_Requirements_.
Report every line in the listing that contains the string "Google".

_Items_.
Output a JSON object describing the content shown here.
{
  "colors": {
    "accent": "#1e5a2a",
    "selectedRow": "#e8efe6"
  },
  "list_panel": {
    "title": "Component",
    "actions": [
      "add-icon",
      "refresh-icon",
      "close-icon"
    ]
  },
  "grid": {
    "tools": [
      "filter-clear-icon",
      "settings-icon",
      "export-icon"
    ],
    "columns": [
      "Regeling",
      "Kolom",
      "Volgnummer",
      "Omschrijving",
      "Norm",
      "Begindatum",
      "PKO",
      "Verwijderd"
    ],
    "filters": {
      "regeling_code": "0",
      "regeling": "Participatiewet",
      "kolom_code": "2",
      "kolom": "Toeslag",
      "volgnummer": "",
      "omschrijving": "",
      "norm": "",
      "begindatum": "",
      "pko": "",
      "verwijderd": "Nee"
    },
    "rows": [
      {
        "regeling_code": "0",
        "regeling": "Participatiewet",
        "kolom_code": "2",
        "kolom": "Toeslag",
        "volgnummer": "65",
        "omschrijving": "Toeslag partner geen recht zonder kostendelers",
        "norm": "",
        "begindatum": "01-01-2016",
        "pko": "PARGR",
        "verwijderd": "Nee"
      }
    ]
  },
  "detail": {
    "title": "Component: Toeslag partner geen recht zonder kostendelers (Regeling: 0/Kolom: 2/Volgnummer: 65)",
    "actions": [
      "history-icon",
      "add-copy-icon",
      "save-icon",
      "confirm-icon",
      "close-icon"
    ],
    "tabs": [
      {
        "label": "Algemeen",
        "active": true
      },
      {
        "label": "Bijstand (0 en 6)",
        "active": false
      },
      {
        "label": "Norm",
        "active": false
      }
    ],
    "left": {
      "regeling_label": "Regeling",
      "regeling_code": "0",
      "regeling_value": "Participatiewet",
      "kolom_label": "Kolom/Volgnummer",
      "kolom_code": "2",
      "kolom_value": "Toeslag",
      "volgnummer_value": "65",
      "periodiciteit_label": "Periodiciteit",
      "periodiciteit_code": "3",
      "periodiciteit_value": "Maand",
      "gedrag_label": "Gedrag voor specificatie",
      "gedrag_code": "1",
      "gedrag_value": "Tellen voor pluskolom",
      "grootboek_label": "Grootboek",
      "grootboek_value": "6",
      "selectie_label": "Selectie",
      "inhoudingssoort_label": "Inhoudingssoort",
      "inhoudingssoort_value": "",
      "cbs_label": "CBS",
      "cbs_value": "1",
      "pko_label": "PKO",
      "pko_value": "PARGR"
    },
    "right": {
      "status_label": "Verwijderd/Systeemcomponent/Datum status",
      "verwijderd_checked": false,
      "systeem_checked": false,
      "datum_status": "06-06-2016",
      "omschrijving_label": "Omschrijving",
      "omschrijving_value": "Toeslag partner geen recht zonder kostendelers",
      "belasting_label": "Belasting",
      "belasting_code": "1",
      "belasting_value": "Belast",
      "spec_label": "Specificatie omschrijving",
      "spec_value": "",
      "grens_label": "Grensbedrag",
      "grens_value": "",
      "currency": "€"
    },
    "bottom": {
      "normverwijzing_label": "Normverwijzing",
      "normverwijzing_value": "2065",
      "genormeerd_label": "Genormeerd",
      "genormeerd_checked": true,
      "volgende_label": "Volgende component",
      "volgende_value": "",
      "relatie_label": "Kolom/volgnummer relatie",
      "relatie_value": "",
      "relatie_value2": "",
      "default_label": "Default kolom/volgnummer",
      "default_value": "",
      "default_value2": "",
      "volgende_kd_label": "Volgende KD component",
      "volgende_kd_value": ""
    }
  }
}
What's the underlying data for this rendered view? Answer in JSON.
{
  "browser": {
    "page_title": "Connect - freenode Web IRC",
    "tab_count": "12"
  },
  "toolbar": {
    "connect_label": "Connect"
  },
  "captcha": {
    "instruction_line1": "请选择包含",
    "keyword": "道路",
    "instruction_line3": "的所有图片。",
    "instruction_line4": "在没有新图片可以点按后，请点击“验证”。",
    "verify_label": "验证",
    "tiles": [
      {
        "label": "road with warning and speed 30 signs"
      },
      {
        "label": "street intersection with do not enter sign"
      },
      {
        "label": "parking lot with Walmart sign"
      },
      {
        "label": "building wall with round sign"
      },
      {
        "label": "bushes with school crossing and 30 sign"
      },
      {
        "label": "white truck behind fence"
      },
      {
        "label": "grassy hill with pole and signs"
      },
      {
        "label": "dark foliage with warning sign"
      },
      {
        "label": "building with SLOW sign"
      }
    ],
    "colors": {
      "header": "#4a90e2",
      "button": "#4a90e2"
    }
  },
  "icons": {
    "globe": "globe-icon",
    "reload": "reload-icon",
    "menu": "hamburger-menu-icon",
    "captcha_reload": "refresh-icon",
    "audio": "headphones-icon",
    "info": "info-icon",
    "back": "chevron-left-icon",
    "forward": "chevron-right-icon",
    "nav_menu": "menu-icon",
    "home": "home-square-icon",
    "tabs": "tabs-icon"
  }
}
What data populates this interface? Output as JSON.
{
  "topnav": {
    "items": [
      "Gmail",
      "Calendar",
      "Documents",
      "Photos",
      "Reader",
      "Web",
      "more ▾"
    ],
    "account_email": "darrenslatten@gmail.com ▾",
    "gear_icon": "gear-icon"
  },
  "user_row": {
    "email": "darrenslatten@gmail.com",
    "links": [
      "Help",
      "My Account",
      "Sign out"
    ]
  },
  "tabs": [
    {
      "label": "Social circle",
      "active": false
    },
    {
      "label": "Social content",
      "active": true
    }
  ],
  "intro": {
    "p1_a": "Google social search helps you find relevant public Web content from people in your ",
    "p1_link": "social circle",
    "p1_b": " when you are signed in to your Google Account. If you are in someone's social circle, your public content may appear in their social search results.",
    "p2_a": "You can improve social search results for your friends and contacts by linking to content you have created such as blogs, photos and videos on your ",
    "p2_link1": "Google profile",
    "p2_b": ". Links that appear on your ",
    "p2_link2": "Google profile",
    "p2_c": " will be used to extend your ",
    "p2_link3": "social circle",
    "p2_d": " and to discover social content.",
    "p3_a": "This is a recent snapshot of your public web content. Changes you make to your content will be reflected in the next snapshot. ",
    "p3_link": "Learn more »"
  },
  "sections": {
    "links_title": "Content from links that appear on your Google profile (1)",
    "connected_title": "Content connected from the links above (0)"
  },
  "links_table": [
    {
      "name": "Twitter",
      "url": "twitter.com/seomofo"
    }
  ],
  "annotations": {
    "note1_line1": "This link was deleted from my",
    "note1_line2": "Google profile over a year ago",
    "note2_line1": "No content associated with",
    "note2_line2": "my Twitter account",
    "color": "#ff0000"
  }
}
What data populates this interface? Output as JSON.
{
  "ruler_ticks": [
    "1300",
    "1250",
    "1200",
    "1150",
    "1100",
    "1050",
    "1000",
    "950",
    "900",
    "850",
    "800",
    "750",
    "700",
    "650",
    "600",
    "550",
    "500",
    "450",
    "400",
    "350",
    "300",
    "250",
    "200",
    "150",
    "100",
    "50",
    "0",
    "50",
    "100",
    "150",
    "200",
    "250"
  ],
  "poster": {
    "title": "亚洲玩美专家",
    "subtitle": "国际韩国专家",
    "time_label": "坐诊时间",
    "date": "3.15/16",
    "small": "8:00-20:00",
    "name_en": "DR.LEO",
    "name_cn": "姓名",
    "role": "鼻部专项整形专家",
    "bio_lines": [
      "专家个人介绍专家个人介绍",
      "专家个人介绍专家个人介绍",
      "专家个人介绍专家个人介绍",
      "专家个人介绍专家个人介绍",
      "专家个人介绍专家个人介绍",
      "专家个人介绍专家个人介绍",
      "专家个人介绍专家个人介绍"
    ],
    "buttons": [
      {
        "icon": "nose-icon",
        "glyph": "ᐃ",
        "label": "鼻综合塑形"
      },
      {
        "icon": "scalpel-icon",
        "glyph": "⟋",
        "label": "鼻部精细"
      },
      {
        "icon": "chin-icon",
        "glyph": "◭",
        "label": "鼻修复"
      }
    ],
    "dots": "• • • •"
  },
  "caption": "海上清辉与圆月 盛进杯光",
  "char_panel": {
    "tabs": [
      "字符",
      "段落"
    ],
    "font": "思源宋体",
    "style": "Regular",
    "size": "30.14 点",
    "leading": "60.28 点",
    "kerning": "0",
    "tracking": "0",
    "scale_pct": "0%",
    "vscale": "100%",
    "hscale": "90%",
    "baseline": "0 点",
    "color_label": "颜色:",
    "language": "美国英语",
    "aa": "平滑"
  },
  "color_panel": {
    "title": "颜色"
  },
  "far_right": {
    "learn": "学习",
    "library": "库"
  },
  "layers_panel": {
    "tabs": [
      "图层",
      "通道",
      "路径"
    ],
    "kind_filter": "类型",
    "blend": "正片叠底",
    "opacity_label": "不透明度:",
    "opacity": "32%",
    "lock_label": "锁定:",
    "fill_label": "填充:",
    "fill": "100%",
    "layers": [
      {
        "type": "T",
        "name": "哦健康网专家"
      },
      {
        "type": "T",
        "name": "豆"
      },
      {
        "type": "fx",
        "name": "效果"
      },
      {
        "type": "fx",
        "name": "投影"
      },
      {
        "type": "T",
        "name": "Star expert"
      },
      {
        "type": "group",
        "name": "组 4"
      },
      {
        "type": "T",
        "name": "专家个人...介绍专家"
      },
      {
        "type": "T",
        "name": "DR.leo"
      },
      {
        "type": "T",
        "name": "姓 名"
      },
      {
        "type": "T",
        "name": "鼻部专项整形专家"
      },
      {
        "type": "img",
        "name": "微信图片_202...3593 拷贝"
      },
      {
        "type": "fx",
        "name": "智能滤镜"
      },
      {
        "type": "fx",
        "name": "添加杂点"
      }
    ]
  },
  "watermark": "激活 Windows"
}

_The output_.
    "p1_a": "Google social search helps you find relevant public Web content from people in your ",
    "p1_b": " when you are signed in to your Google Account. If you are in someone's social circle, your public content may appear in their social search results.",
    "p2_link1": "Google profile",
    "p2_link2": "Google profile",
    "links_title": "Content from links that appear on your Google profile (1)",
    "note1_line2": "Google profile over a year ago",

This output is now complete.